• [Exercise details]: Output every line of the material exactly, omitting images.

Extracted records
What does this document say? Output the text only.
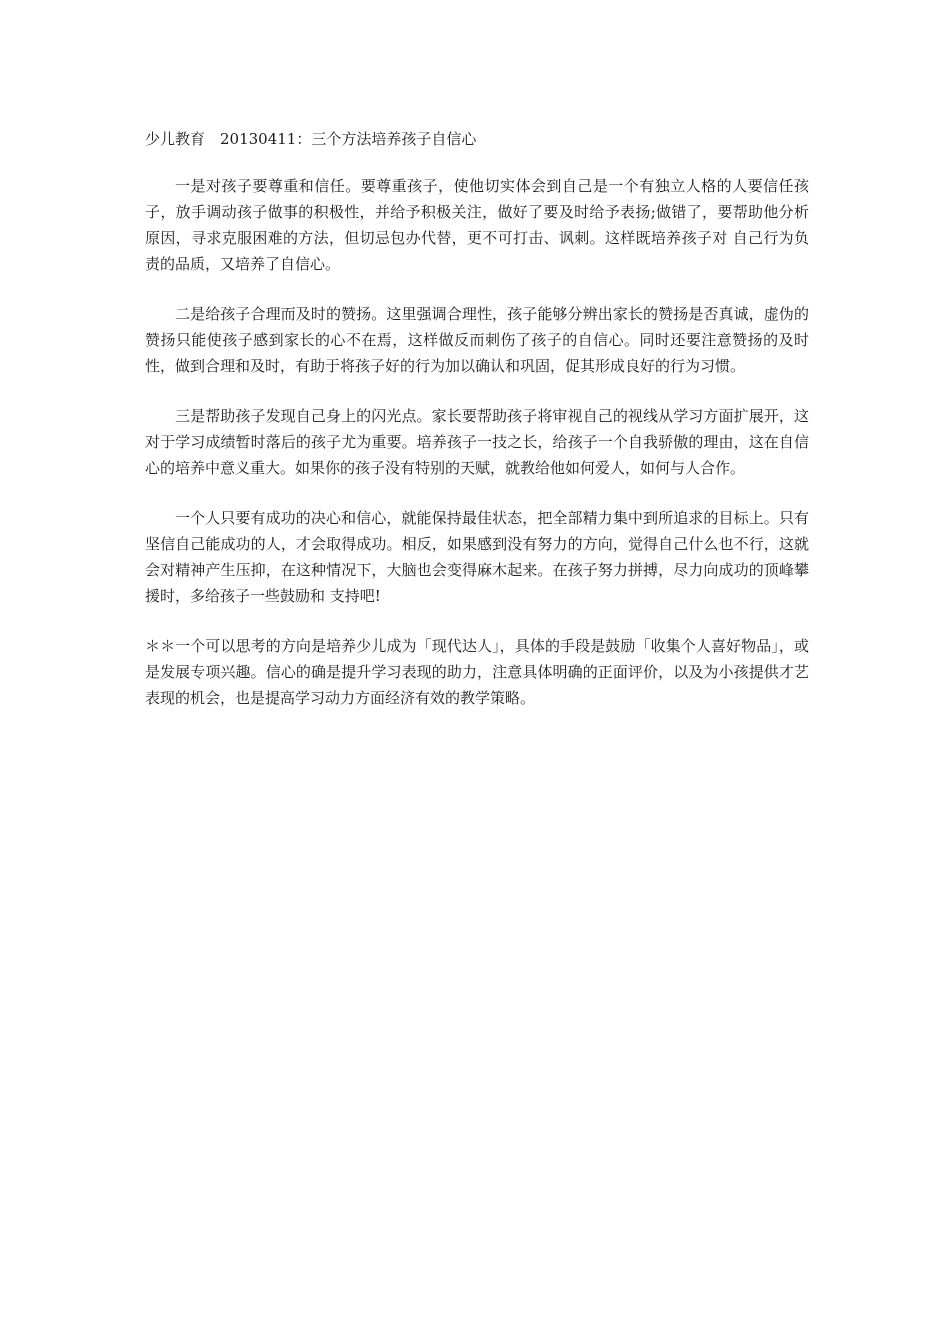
少儿教育　20130411：三个方法培养孩子自信心

一是对孩子要尊重和信任。要尊重孩子，使他切实体会到自己是一个有独立人格的人要信任孩子，放手调动孩子做事的积极性，并给予积极关注，做好了要及时给予表扬;做错了，要帮助他分析原因，寻求克服困难的方法，但切忌包办代替，更不可打击、讽刺。这样既培养孩子对 自己行为负责的品质，又培养了自信心。

二是给孩子合理而及时的赞扬。这里强调合理性，孩子能够分辨出家长的赞扬是否真诚，虚伪的赞扬只能使孩子感到家长的心不在焉，这样做反而刺伤了孩子的自信心。同时还要注意赞扬的及时性，做到合理和及时，有助于将孩子好的行为加以确认和巩固，促其形成良好的行为习惯。

三是帮助孩子发现自己身上的闪光点。家长要帮助孩子将审视自己的视线从学习方面扩展开，这对于学习成绩暂时落后的孩子尤为重要。培养孩子一技之长，给孩子一个自我骄傲的理由，这在自信心的培养中意义重大。如果你的孩子没有特别的天赋，就教给他如何爱人，如何与人合作。

一个人只要有成功的决心和信心，就能保持最佳状态，把全部精力集中到所追求的目标上。只有坚信自己能成功的人，才会取得成功。相反，如果感到没有努力的方向，觉得自己什么也不行，这就会对精神产生压抑，在这种情况下，大脑也会变得麻木起来。在孩子努力拼搏，尽力向成功的顶峰攀援时，多给孩子一些鼓励和 支持吧!

＊＊一个可以思考的方向是培养少儿成为「现代达人」，具体的手段是鼓励「收集个人喜好物品」，或是发展专项兴趣。信心的确是提升学习表现的助力，注意具体明确的正面评价，以及为小孩提供才艺表现的机会，也是提高学习动力方面经济有效的教学策略。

• [Expected output]:
What does this document say? Output the text only.
少儿教育　20130411：三个方法培养孩子自信心

一是对孩子要尊重和信任。要尊重孩子，使他切实体会到自己是一个有独立人格的人要信任孩子，放手调动孩子做事的积极性，并给予积极关注，做好了要及时给予表扬;做错了，要帮助他分析原因，寻求克服困难的方法，但切忌包办代替，更不可打击、讽刺。这样既培养孩子对 自己行为负责的品质，又培养了自信心。

二是给孩子合理而及时的赞扬。这里强调合理性，孩子能够分辨出家长的赞扬是否真诚，虚伪的赞扬只能使孩子感到家长的心不在焉，这样做反而刺伤了孩子的自信心。同时还要注意赞扬的及时性，做到合理和及时，有助于将孩子好的行为加以确认和巩固，促其形成良好的行为习惯。

三是帮助孩子发现自己身上的闪光点。家长要帮助孩子将审视自己的视线从学习方面扩展开，这对于学习成绩暂时落后的孩子尤为重要。培养孩子一技之长，给孩子一个自我骄傲的理由，这在自信心的培养中意义重大。如果你的孩子没有特别的天赋，就教给他如何爱人，如何与人合作。

一个人只要有成功的决心和信心，就能保持最佳状态，把全部精力集中到所追求的目标上。只有坚信自己能成功的人，才会取得成功。相反，如果感到没有努力的方向，觉得自己什么也不行，这就会对精神产生压抑，在这种情况下，大脑也会变得麻木起来。在孩子努力拼搏，尽力向成功的顶峰攀援时，多给孩子一些鼓励和 支持吧!

＊＊一个可以思考的方向是培养少儿成为「现代达人」，具体的手段是鼓励「收集个人喜好物品」，或是发展专项兴趣。信心的确是提升学习表现的助力，注意具体明确的正面评价，以及为小孩提供才艺表现的机会，也是提高学习动力方面经济有效的教学策略。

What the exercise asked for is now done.